Information given:
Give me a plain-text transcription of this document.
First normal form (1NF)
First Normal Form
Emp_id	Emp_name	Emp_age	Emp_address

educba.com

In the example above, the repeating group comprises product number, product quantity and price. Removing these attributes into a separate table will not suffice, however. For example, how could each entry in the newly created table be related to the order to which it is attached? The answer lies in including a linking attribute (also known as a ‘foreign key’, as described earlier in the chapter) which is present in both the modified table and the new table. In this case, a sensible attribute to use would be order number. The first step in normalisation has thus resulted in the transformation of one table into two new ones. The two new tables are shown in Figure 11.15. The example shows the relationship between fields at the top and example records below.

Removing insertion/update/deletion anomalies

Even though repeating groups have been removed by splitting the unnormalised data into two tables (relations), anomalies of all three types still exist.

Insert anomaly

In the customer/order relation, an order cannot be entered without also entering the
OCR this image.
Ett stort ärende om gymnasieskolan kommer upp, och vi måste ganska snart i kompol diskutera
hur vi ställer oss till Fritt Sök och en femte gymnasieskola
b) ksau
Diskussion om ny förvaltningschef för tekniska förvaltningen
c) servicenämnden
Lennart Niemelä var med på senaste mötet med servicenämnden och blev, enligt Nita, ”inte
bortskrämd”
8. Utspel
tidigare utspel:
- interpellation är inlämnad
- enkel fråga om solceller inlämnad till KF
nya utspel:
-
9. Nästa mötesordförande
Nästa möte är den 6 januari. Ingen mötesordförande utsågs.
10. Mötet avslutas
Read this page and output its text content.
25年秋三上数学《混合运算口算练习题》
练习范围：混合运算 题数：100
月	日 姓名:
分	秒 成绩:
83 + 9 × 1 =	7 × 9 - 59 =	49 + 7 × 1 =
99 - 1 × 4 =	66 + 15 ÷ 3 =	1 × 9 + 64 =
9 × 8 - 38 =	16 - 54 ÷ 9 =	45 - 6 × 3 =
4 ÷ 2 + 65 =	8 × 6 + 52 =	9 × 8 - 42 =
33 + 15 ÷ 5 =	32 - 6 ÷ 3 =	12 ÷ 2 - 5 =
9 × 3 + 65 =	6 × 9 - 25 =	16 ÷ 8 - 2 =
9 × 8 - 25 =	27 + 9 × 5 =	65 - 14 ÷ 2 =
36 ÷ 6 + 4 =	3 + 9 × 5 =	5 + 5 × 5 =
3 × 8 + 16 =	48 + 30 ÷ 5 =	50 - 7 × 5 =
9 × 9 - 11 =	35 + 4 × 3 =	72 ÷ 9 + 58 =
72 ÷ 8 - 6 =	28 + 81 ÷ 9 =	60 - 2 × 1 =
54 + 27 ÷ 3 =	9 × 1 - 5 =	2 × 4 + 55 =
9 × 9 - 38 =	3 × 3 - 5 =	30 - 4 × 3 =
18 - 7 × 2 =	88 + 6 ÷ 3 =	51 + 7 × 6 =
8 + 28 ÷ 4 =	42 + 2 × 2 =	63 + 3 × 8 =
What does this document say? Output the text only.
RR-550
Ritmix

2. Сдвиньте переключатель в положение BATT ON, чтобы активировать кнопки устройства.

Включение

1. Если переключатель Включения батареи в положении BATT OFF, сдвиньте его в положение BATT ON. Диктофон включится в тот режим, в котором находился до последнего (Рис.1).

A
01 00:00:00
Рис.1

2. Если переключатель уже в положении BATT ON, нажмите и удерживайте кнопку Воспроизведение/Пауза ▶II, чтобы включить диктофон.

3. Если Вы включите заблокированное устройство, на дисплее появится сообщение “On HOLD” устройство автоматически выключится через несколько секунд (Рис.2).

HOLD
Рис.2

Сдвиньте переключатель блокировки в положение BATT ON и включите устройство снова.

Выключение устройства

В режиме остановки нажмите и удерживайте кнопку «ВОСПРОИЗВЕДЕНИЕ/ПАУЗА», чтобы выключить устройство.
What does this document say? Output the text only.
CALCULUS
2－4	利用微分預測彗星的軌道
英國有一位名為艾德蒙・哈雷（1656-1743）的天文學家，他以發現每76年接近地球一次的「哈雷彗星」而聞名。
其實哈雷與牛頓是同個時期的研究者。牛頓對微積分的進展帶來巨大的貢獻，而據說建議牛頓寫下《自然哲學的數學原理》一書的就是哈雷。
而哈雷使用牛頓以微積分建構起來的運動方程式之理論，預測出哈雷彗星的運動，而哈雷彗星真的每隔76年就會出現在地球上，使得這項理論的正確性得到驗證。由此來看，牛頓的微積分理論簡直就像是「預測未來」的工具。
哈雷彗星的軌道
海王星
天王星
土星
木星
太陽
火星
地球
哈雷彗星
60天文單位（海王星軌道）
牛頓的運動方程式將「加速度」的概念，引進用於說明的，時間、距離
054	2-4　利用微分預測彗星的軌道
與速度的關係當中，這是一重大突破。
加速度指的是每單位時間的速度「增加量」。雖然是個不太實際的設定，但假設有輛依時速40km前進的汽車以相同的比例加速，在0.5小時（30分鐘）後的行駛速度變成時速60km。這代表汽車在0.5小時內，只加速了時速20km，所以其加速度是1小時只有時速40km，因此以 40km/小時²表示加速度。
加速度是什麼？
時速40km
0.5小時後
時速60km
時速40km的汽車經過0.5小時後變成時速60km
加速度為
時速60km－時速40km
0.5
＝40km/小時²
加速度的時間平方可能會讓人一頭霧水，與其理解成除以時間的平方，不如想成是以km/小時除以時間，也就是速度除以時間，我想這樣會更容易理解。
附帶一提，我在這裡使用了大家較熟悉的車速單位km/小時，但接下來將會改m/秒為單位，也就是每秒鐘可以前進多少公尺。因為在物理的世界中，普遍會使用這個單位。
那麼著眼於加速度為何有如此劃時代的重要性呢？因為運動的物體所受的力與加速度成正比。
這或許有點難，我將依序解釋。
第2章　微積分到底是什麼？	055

What is required: Among the lines of the listing, how many hold the string "BATT"? Respond with only the number.

Result of the task: 4